### EXERCISE GOAL
Reproduce the aggregate pushdown text, everything from "As a result, the" down to "the aggregate processing.", changing "explain plan" to "query plan".

A number of factors can prevent a push down:

  • adding a condition to the query

  • using a different aggregate function that cannot be pushed down into the connector

  • using a connector without pushdown support for the specific function

As a result, the explain plan shows the Aggregate operation being performed by Trino. This is a clear sign that now pushdown to the remote data source is not performed, and instead Trino performs the aggregate processing.

Fragment 0 [SINGLE]
    Output layout: [regionkey, count]
    Output partitioning: SINGLE []
    Stage Execution Strategy: UNGROUPED_EXECUTION
    Output[regionkey, _col1]
    │   Layout: [regionkey:bigint, count:bigint]
    │   Estimates: {rows: ? (?), cpu: ?, memory: ?, network: ?}
    │   _col1 := count
    └─ RemoteSource[1]
           Layout: [regionkey:bigint, count:bigint]

Fragment 1 [HASH]
    Output layout: [regionkey, count]
    Output partitioning: SINGLE []
    Stage Execution Strategy: UNGROUPED_EXECUTION
    Aggregate(FINAL)[regionkey]
    │   Layout: [regionkey:bigint, count:bigint]
    │   Estimates: {rows: ? (?), cpu: ?, memory: ?, network: ?}
    │   count := count("count_0")
    └─ LocalExchange[HASH][$hashvalue] ("regionkey")

### PROVIDED RECORDS
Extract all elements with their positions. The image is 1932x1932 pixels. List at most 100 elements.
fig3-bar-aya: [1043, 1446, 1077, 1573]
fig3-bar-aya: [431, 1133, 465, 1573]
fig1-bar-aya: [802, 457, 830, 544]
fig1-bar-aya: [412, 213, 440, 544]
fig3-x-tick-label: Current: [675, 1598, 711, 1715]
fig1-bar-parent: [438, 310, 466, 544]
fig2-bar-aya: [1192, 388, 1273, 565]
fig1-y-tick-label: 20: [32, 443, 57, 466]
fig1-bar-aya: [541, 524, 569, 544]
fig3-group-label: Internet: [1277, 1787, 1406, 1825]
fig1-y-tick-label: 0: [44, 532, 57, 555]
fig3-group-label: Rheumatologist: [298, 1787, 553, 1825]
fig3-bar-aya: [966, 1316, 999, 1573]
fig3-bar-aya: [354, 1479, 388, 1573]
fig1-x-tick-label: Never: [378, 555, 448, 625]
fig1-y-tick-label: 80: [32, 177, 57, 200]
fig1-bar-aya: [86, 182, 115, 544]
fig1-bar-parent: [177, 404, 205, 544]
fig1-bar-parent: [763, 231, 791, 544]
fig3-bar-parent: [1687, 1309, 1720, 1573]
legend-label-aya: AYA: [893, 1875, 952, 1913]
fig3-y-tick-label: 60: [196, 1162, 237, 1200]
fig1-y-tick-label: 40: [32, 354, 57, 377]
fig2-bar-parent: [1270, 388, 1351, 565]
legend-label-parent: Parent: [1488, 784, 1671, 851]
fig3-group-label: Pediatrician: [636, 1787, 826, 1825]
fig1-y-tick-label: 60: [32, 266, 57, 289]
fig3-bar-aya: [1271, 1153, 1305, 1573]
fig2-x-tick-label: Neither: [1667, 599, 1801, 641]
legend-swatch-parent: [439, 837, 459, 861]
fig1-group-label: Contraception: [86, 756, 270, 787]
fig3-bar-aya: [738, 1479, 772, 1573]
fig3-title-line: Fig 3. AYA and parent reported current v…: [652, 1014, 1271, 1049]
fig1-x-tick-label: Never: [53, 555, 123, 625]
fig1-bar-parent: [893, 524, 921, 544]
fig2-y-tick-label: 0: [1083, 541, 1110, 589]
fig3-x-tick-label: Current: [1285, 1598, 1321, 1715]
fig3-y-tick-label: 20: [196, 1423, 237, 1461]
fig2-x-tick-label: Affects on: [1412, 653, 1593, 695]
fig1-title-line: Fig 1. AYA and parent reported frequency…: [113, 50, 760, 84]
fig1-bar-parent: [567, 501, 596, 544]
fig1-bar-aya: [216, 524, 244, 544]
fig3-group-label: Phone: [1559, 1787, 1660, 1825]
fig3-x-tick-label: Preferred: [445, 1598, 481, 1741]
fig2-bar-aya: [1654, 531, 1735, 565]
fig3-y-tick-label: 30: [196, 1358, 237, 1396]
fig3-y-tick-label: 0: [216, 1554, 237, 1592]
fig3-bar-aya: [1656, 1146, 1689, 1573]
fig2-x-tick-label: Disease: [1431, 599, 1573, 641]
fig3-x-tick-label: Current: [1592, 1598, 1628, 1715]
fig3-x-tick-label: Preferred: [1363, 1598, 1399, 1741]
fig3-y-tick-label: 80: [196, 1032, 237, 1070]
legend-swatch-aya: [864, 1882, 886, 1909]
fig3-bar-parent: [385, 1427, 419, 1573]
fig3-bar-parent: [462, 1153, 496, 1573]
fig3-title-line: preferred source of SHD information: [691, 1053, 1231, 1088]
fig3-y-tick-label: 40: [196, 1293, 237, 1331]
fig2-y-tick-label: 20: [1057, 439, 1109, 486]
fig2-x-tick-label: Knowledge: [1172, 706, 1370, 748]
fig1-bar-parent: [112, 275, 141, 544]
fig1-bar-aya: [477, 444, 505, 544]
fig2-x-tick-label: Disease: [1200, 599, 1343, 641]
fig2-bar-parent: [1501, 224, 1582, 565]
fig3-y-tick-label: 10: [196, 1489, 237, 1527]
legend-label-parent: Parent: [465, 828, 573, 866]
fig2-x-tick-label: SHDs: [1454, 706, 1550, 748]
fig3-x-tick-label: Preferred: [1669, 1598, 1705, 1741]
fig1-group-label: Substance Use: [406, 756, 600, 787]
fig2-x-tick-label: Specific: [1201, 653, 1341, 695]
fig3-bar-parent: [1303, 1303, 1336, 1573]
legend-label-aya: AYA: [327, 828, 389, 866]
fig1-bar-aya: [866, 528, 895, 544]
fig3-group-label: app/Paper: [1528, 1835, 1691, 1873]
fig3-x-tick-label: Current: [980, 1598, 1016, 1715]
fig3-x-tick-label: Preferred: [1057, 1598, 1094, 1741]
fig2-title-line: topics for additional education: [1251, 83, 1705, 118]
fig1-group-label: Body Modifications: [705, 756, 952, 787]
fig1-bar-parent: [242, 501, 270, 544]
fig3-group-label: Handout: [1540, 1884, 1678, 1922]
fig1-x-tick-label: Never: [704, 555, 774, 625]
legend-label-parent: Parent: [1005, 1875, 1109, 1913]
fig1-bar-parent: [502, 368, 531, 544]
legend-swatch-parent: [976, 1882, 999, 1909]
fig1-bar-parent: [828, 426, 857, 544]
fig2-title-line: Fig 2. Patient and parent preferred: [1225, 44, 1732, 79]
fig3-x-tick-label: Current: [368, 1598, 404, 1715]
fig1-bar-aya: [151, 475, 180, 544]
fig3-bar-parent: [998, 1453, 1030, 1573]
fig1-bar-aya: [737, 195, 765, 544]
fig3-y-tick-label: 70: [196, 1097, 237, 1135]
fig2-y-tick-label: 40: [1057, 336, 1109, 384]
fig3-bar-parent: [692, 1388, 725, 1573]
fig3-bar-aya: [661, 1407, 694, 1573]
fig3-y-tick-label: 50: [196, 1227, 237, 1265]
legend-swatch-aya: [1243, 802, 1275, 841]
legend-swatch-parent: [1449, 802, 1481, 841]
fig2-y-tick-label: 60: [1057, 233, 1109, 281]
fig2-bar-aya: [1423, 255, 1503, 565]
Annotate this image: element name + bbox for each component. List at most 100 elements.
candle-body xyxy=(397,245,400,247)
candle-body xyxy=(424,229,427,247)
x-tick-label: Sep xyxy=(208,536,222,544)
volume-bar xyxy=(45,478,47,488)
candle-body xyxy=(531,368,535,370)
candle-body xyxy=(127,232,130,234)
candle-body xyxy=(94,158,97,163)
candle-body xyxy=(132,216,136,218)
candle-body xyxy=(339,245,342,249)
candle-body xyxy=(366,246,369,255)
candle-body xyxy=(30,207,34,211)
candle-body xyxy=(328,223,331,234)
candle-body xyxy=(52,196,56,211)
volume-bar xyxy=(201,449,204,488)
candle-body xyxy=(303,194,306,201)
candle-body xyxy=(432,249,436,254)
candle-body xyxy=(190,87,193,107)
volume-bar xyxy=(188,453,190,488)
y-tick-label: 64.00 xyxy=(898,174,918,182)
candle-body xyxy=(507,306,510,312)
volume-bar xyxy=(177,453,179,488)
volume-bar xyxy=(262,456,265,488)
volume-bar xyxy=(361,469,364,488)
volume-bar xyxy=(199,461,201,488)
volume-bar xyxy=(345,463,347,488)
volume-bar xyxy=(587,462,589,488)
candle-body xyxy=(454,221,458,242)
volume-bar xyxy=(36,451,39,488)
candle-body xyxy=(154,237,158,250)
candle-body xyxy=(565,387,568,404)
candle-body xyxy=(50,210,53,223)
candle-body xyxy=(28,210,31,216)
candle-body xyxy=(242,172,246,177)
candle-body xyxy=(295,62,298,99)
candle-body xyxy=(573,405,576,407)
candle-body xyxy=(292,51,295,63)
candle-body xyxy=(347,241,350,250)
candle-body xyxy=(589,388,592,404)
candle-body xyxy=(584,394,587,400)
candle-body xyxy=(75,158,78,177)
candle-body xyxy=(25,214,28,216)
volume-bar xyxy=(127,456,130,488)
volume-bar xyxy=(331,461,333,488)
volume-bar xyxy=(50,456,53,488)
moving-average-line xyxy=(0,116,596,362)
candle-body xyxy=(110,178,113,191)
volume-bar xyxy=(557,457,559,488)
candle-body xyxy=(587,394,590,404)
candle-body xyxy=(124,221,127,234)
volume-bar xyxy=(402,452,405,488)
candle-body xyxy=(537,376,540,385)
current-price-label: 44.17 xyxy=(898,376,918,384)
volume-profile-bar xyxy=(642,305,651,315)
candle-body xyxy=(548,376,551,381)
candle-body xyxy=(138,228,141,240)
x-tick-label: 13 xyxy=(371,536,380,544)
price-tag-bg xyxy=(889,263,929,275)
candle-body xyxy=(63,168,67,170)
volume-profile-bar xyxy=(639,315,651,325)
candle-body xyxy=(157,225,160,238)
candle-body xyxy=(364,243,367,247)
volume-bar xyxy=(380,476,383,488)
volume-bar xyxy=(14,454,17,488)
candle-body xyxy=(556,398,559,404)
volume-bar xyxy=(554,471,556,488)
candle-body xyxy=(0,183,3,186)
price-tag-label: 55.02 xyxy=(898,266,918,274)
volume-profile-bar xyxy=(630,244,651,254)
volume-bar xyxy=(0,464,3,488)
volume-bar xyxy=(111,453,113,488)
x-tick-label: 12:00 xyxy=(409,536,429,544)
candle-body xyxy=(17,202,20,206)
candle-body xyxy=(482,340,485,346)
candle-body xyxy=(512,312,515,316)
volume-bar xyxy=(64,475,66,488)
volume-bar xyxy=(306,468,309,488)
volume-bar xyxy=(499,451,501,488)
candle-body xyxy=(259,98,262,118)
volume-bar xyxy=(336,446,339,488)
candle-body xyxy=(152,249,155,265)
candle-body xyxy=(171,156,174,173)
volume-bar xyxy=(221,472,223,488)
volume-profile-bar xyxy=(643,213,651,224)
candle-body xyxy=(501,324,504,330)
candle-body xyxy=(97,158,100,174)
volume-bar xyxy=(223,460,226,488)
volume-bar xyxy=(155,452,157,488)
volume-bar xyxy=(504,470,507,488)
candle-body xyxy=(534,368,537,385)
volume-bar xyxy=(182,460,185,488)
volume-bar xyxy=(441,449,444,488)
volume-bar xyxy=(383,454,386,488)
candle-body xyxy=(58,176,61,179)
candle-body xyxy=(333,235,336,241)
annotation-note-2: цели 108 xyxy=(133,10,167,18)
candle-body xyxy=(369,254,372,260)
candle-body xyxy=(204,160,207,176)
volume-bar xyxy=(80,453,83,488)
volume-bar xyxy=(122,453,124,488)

### RESPONSE FOR THIS EXERCISE
As a result, the query plan shows the Aggregate operation being performed by Trino. This is a clear sign that now pushdown to the remote data source is not performed, and instead Trino performs the aggregate processing.